[Start]

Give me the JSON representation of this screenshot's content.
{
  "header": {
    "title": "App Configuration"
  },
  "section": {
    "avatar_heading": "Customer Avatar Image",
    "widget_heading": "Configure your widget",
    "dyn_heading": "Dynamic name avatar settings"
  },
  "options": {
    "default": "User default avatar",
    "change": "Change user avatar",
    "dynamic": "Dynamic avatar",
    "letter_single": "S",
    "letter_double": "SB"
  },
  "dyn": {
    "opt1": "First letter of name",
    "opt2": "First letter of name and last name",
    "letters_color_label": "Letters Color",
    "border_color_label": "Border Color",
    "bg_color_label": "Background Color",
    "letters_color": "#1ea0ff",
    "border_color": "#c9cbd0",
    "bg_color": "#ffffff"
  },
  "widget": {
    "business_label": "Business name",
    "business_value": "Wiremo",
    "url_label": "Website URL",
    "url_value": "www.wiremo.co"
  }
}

[End]

> _DO THIS_
Can you restate every record above word for word?

> _PROBLEM SOLUTION_
Give me the JSON representation of this screenshot's content.
{
  "header": {
    "title": "App Configuration"
  },
  "section": {
    "avatar_heading": "Customer Avatar Image",
    "widget_heading": "Configure your widget",
    "dyn_heading": "Dynamic name avatar settings"
  },
  "options": {
    "default": "User default avatar",
    "change": "Change user avatar",
    "dynamic": "Dynamic avatar",
    "letter_single": "S",
    "letter_double": "SB"
  },
  "dyn": {
    "opt1": "First letter of name",
    "opt2": "First letter of name and last name",
    "letters_color_label": "Letters Color",
    "border_color_label": "Border Color",
    "bg_color_label": "Background Color",
    "letters_color": "#1ea0ff",
    "border_color": "#c9cbd0",
    "bg_color": "#ffffff"
  },
  "widget": {
    "business_label": "Business name",
    "business_value": "Wiremo",
    "url_label": "Website URL",
    "url_value": "www.wiremo.co"
  }
}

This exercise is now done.